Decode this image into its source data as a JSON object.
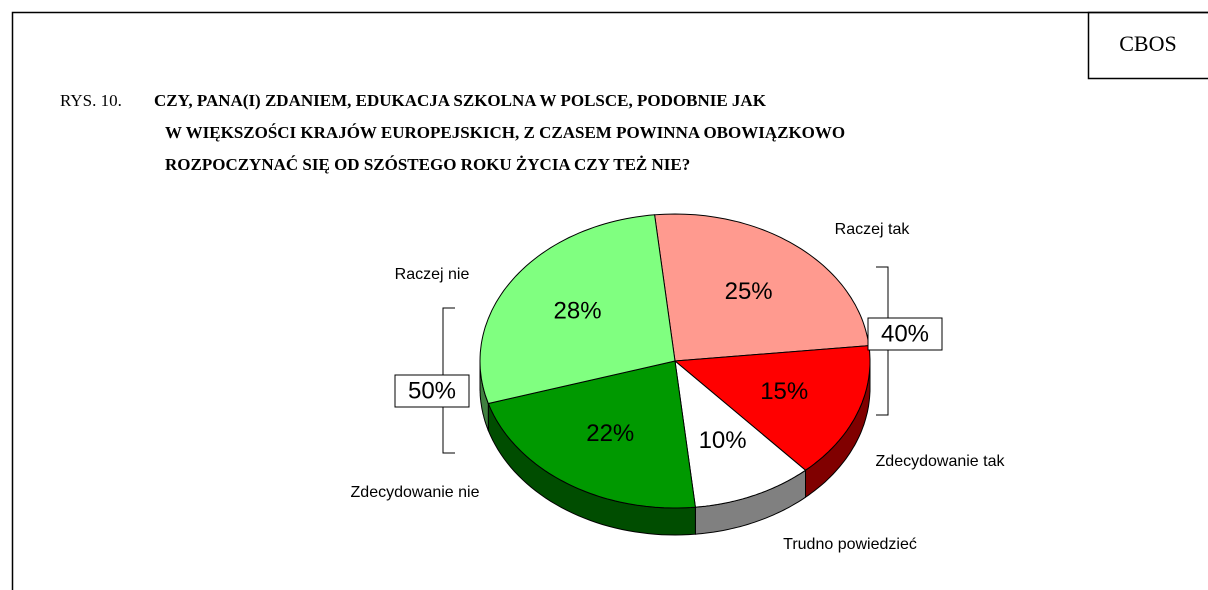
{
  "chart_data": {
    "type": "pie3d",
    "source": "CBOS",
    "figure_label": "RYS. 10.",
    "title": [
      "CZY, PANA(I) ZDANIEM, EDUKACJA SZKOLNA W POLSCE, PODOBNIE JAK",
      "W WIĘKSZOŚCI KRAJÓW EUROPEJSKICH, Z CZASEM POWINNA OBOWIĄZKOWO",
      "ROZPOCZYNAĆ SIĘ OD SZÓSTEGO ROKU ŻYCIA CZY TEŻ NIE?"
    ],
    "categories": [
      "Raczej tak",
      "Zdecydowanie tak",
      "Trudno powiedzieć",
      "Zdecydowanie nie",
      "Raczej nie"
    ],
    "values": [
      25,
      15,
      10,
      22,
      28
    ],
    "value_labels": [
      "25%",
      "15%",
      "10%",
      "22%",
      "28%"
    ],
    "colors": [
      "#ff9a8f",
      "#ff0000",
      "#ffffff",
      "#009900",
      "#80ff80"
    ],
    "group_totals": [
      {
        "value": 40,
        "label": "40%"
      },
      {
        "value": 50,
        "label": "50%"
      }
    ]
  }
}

+---+

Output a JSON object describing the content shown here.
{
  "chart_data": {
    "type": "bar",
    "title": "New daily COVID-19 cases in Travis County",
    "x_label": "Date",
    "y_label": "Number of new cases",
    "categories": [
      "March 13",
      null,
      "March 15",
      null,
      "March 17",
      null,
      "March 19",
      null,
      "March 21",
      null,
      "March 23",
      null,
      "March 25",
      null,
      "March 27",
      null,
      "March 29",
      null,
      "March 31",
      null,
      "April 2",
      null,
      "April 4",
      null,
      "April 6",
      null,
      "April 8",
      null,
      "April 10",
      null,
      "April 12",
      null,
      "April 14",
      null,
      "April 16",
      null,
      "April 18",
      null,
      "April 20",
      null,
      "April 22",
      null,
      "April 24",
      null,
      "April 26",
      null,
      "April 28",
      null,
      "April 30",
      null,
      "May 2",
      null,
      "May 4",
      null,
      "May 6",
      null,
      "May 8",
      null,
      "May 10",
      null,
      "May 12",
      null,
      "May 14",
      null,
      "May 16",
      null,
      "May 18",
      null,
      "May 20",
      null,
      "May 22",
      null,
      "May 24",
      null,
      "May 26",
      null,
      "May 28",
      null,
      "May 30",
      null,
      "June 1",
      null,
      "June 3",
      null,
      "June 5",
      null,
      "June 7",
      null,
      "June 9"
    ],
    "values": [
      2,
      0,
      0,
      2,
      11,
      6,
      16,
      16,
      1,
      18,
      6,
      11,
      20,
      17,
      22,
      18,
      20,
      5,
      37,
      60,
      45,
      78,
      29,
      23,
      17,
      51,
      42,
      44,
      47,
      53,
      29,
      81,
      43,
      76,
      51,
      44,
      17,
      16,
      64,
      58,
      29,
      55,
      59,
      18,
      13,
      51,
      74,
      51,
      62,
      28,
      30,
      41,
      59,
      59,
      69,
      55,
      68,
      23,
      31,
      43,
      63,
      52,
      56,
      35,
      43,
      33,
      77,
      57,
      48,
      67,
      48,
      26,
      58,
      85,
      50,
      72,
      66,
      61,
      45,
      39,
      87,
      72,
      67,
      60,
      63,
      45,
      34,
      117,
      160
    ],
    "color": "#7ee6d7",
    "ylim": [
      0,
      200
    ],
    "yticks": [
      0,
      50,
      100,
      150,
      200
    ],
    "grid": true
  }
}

+---+

Aim: In the records above, locate each line with the word "title". Copy all such lines.

Final result:
    "title": [
    "title": "New daily COVID-19 cases in Travis County",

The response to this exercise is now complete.